## [Task requirements]
Set every line down exactly, from the one that has "Extract all the data from this chart as JSON." through the final one, and keep the pictures out.

────────

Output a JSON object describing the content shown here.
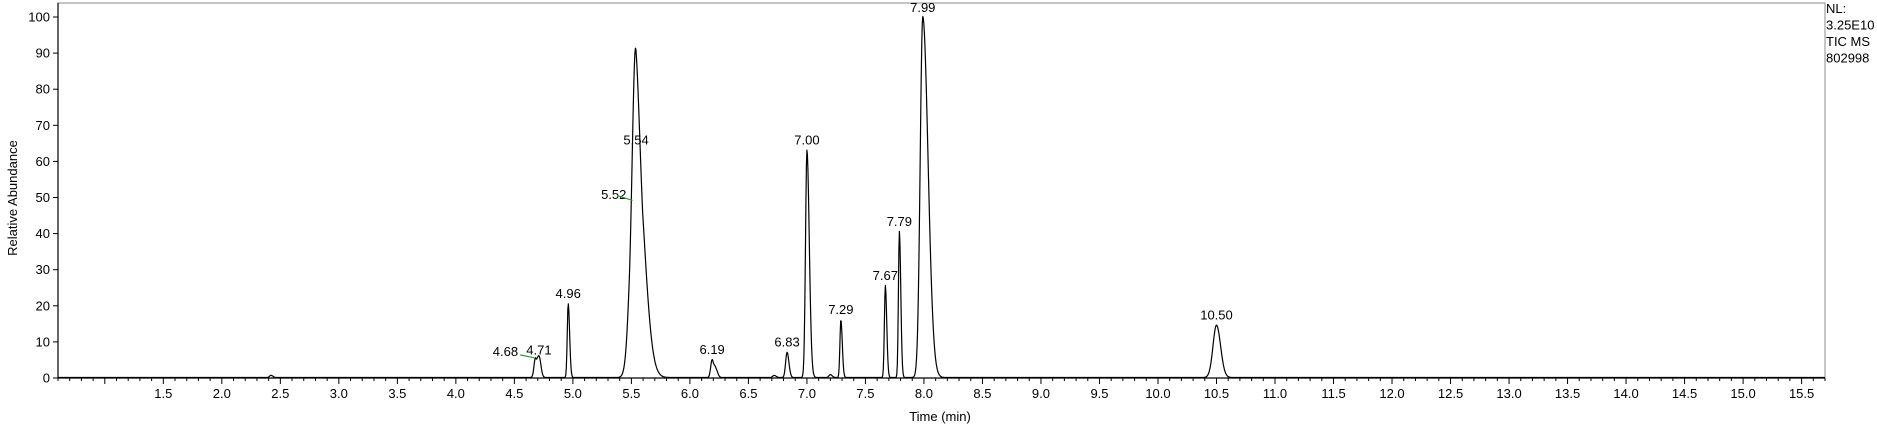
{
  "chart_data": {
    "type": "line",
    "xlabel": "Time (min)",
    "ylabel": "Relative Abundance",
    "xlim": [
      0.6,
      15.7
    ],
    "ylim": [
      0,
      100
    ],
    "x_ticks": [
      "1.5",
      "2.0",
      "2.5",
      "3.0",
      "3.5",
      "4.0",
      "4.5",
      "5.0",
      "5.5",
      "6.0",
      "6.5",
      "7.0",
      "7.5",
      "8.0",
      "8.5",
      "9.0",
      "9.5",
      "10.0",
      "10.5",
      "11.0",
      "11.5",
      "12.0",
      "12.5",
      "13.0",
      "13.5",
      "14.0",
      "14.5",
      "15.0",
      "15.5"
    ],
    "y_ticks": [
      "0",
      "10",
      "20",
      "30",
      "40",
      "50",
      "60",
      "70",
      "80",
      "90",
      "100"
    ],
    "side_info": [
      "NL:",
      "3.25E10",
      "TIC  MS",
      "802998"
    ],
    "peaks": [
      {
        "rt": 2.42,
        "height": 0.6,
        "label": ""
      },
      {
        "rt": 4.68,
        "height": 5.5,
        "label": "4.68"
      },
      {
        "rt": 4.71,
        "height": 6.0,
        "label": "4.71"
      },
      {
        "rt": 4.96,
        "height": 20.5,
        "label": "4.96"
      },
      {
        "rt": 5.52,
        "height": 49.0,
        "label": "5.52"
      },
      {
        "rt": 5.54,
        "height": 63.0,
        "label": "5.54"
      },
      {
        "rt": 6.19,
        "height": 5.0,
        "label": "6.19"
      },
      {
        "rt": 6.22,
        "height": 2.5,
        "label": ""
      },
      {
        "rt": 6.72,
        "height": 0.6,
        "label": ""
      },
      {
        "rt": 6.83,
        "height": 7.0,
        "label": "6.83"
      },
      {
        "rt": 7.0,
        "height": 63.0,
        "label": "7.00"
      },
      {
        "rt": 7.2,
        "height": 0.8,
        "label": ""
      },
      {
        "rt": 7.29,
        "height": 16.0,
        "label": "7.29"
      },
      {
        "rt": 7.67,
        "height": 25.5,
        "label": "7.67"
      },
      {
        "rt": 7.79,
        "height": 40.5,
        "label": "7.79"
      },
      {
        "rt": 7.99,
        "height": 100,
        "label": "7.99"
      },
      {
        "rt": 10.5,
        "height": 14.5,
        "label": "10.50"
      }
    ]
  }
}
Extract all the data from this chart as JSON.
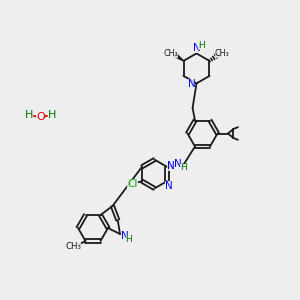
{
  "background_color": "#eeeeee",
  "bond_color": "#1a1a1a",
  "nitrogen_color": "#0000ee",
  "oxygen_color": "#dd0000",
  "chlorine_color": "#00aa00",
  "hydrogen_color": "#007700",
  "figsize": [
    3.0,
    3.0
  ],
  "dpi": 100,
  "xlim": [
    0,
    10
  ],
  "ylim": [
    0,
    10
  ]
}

────────

## [Response]
Extract all the data from this chart as JSON.
{
  "background_color": "#eeeeee",
  "bond_color": "#1a1a1a",
  "nitrogen_color": "#0000ee",
  "oxygen_color": "#dd0000",
  "chlorine_color": "#00aa00",
  "hydrogen_color": "#007700",
  "figsize": [
    3.0,
    3.0
  ],
  "dpi": 100,
  "xlim": [
    0,
    10
  ],
  "ylim": [
    0,
    10
  ]
}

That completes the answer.